SUPPLIED TEXT:
-- -- --
1950: Congress Treat. Chua and Cruz went on to explain: "The pork barrel took on a somewhat different form in 1950. First, the public work act passed that year ended the practice of releasing the amount in lump sum, meaning the law did not specify projects. Second, it transferred the discretion of choosing projects from the secretary of commerce and communications to legislators." According to the Vera Files article, this was also the first time that the law carried a list of projects selected at the  discretion of the members of Congress.

 

Mid-1960s: No Pork Diet. Chua and Cruz noted that in the mid-1960s, "the stalemate between the House of Representatives and the Senate resulted in no pork barrel legislation getting passed."

 

1972 to 1981: Martial Law and Invisible Pork. There was no pork barrel per se during this time. However, pundits (clearly not fans of President Ferdinand Marcos) say this didn’t mean the funds didn’t go elsewhere. In an interview with Umagang Kay Ganda, political analyst Tony La Viña said that the funds went to the so-called "cronies" of the administration.

 

1982: Soft and Hard Projects. The Batasang Pambansa introduced a new item in the annual General Appropriations Act's National Aid to Local Government Units: the Support for Local Development Projects or SLDP. Chua and Cruz explained: "Each assemblyman received P500,000 in SLDP. But pork barrel items no longer just came under the form of public works projects, or ’hard’ projects as they are called these days. Sure, legislators still allocated their SLDP to capital outlays and infrastructure projects like schoolhouses, municipal buildings, roads, and the like. But they also used the money for what are now known as ’soft projects’ such as the purchase of medicines, fertilizers, fumigants, insecticides, paints, and sports equipment, or for scholarships for constituents." The SLDP was the closest thing to the pork barrel during the Marcos administration.
-- -- --
RECORDS:
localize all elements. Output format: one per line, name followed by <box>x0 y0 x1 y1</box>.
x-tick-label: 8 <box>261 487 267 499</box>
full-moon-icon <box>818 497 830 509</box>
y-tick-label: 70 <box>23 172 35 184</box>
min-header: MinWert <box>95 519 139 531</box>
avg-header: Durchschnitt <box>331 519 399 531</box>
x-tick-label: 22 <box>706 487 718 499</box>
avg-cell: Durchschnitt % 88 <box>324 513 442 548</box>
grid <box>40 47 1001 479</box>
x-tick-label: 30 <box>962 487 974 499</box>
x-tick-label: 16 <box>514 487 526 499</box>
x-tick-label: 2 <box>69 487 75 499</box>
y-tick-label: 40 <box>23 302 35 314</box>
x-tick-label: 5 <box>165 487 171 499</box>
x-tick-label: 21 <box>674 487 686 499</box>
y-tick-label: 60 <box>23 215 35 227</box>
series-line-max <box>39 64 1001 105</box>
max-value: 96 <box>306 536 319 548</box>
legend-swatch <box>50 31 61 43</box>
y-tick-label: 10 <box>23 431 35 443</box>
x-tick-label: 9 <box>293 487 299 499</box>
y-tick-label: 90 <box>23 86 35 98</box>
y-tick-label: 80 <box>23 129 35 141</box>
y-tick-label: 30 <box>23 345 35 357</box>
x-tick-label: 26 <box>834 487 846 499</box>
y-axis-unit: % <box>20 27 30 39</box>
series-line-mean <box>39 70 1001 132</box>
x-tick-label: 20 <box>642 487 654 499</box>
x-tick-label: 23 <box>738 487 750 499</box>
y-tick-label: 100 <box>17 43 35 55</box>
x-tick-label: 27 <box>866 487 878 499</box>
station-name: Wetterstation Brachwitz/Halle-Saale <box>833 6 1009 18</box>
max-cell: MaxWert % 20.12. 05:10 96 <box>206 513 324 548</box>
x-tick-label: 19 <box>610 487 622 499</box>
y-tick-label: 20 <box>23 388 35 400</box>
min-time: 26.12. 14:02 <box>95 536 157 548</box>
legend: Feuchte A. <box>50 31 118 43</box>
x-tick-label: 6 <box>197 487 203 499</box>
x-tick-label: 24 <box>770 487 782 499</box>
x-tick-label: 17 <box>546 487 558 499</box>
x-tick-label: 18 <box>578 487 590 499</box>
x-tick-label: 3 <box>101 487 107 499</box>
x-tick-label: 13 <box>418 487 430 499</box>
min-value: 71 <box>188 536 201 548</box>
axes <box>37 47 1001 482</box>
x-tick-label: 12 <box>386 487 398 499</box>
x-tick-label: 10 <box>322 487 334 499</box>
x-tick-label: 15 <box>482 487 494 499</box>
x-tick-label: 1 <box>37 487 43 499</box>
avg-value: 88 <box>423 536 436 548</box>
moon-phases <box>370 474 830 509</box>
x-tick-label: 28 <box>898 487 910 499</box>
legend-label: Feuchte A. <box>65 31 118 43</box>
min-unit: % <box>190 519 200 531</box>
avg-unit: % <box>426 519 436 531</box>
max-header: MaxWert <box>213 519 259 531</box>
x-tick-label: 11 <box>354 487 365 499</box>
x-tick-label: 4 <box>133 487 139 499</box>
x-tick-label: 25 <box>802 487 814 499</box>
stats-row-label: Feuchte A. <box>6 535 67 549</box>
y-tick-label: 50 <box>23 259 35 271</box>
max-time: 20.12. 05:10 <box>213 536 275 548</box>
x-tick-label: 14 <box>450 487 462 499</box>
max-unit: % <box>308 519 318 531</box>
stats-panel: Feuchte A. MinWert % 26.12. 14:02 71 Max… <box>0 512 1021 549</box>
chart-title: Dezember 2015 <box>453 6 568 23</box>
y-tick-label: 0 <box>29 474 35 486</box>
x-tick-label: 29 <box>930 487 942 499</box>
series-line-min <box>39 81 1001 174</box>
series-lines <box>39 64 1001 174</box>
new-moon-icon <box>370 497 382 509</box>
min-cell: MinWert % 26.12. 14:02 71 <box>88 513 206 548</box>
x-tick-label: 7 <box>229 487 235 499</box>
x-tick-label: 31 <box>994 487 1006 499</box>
-- -- --
TASK GOAL:
Please retype the pork barrel history text word for word, from "1982: Soft and" up to and including "the Marcos administration.".

ANSWER TO THE EXERCISE:
1982: Soft and Hard Projects. The Batasang Pambansa introduced a new item in the annual General Appropriations Act's National Aid to Local Government Units: the Support for Local Development Projects or SLDP. Chua and Cruz explained: "Each assemblyman received P500,000 in SLDP. But pork barrel items no longer just came under the form of public works projects, or ’hard’ projects as they are called these days. Sure, legislators still allocated their SLDP to capital outlays and infrastructure projects like schoolhouses, municipal buildings, roads, and the like. But they also used the money for what are now known as ’soft projects’ such as the purchase of medicines, fertilizers, fumigants, insecticides, paints, and sports equipment, or for scholarships for constituents." The SLDP was the closest thing to the pork barrel during the Marcos administration.